--- WORK REQUIRED ---
Search the data for the word "الترجمة" and copy every line where it occurs.
--
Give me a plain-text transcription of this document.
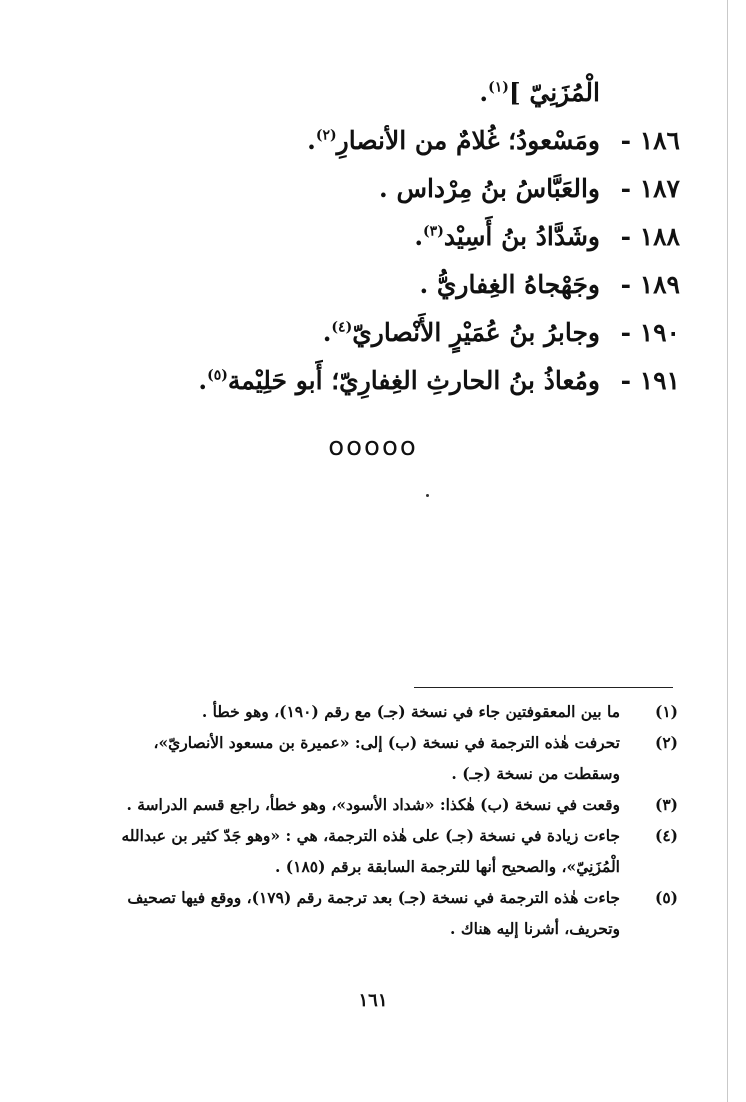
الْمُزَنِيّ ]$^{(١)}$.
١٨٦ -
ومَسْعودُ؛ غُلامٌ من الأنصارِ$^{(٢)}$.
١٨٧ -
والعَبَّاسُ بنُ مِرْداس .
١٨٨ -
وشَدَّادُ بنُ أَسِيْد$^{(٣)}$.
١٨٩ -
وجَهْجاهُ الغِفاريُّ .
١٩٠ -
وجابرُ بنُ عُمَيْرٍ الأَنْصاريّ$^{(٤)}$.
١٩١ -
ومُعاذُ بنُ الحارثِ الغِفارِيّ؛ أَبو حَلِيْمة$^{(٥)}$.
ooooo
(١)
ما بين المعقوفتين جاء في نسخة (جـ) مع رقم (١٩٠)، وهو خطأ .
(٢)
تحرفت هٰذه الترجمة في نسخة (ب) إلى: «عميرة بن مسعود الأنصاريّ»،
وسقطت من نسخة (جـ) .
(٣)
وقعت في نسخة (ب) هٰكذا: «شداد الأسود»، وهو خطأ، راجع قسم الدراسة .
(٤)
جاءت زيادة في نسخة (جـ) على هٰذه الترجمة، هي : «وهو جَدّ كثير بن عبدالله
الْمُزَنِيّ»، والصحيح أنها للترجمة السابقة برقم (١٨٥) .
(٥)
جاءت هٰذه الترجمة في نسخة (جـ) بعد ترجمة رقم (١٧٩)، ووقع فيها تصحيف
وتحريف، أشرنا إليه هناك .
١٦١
--
--- FINISHED ANSWER ---
تحرفت هٰذه الترجمة في نسخة (ب) إلى: «عميرة بن مسعود الأنصاريّ»،
جاءت زيادة في نسخة (جـ) على هٰذه الترجمة، هي : «وهو جَدّ كثير بن عبدالله
جاءت هٰذه الترجمة في نسخة (جـ) بعد ترجمة رقم (١٧٩)، ووقع فيها تصحيف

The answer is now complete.